- THE TASK: Reproduce every entry exactly as shown.

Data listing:
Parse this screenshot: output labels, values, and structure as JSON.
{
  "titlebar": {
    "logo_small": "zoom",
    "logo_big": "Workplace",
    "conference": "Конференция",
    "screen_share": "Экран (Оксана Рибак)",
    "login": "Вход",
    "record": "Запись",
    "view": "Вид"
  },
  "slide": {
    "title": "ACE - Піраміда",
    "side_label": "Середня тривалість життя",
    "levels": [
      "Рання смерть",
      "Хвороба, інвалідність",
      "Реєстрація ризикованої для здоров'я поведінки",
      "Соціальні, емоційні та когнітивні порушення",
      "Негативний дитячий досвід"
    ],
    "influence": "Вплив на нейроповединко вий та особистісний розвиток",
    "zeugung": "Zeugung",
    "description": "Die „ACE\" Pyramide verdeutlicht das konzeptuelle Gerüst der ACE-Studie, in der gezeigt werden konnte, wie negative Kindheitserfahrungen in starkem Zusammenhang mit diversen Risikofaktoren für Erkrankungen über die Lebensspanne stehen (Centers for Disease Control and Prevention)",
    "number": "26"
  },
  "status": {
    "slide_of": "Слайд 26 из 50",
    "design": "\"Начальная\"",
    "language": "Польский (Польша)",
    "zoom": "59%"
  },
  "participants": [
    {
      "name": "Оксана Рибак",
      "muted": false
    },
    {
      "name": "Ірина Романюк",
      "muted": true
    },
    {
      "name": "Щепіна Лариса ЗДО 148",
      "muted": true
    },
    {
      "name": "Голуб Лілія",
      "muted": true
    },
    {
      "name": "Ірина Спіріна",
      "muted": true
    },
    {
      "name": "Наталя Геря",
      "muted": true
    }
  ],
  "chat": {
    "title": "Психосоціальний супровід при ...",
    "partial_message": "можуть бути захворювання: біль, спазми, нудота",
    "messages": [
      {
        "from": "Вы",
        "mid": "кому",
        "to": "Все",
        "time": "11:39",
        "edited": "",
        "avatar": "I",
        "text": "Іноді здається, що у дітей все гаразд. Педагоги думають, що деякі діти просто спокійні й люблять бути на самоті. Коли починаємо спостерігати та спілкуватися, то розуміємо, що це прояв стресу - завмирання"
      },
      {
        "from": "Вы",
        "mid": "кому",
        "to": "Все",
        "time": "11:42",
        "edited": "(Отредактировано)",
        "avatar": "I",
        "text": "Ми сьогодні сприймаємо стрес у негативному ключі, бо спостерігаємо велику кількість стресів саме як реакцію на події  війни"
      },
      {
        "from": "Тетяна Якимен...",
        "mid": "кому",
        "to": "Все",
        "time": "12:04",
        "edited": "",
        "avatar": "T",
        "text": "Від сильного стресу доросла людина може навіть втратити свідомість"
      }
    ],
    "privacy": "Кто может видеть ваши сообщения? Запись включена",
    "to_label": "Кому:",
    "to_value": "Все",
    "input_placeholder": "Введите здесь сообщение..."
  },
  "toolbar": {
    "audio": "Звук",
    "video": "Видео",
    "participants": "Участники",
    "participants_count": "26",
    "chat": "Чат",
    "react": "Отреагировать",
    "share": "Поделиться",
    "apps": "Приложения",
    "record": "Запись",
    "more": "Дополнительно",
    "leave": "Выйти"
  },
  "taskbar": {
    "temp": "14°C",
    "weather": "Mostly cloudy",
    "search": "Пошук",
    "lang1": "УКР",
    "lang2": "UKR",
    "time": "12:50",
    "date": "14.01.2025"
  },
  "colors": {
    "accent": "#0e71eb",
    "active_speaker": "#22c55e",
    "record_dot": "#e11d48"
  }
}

- RESPONSE TO THIS TASK:
Parse this screenshot: output labels, values, and structure as JSON.
{
  "titlebar": {
    "logo_small": "zoom",
    "logo_big": "Workplace",
    "conference": "Конференция",
    "screen_share": "Экран (Оксана Рибак)",
    "login": "Вход",
    "record": "Запись",
    "view": "Вид"
  },
  "slide": {
    "title": "ACE - Піраміда",
    "side_label": "Середня тривалість життя",
    "levels": [
      "Рання смерть",
      "Хвороба, інвалідність",
      "Реєстрація ризикованої для здоров'я поведінки",
      "Соціальні, емоційні та когнітивні порушення",
      "Негативний дитячий досвід"
    ],
    "influence": "Вплив на нейроповединко вий та особистісний розвиток",
    "zeugung": "Zeugung",
    "description": "Die „ACE\" Pyramide verdeutlicht das konzeptuelle Gerüst der ACE-Studie, in der gezeigt werden konnte, wie negative Kindheitserfahrungen in starkem Zusammenhang mit diversen Risikofaktoren für Erkrankungen über die Lebensspanne stehen (Centers for Disease Control and Prevention)",
    "number": "26"
  },
  "status": {
    "slide_of": "Слайд 26 из 50",
    "design": "\"Начальная\"",
    "language": "Польский (Польша)",
    "zoom": "59%"
  },
  "participants": [
    {
      "name": "Оксана Рибак",
      "muted": false
    },
    {
      "name": "Ірина Романюк",
      "muted": true
    },
    {
      "name": "Щепіна Лариса ЗДО 148",
      "muted": true
    },
    {
      "name": "Голуб Лілія",
      "muted": true
    },
    {
      "name": "Ірина Спіріна",
      "muted": true
    },
    {
      "name": "Наталя Геря",
      "muted": true
    }
  ],
  "chat": {
    "title": "Психосоціальний супровід при ...",
    "partial_message": "можуть бути захворювання: біль, спазми, нудота",
    "messages": [
      {
        "from": "Вы",
        "mid": "кому",
        "to": "Все",
        "time": "11:39",
        "edited": "",
        "avatar": "I",
        "text": "Іноді здається, що у дітей все гаразд. Педагоги думають, що деякі діти просто спокійні й люблять бути на самоті. Коли починаємо спостерігати та спілкуватися, то розуміємо, що це прояв стресу - завмирання"
      },
      {
        "from": "Вы",
        "mid": "кому",
        "to": "Все",
        "time": "11:42",
        "edited": "(Отредактировано)",
        "avatar": "I",
        "text": "Ми сьогодні сприймаємо стрес у негативному ключі, бо спостерігаємо велику кількість стресів саме як реакцію на події  війни"
      },
      {
        "from": "Тетяна Якимен...",
        "mid": "кому",
        "to": "Все",
        "time": "12:04",
        "edited": "",
        "avatar": "T",
        "text": "Від сильного стресу доросла людина може навіть втратити свідомість"
      }
    ],
    "privacy": "Кто может видеть ваши сообщения? Запись включена",
    "to_label": "Кому:",
    "to_value": "Все",
    "input_placeholder": "Введите здесь сообщение..."
  },
  "toolbar": {
    "audio": "Звук",
    "video": "Видео",
    "participants": "Участники",
    "participants_count": "26",
    "chat": "Чат",
    "react": "Отреагировать",
    "share": "Поделиться",
    "apps": "Приложения",
    "record": "Запись",
    "more": "Дополнительно",
    "leave": "Выйти"
  },
  "taskbar": {
    "temp": "14°C",
    "weather": "Mostly cloudy",
    "search": "Пошук",
    "lang1": "УКР",
    "lang2": "UKR",
    "time": "12:50",
    "date": "14.01.2025"
  },
  "colors": {
    "accent": "#0e71eb",
    "active_speaker": "#22c55e",
    "record_dot": "#e11d48"
  }
}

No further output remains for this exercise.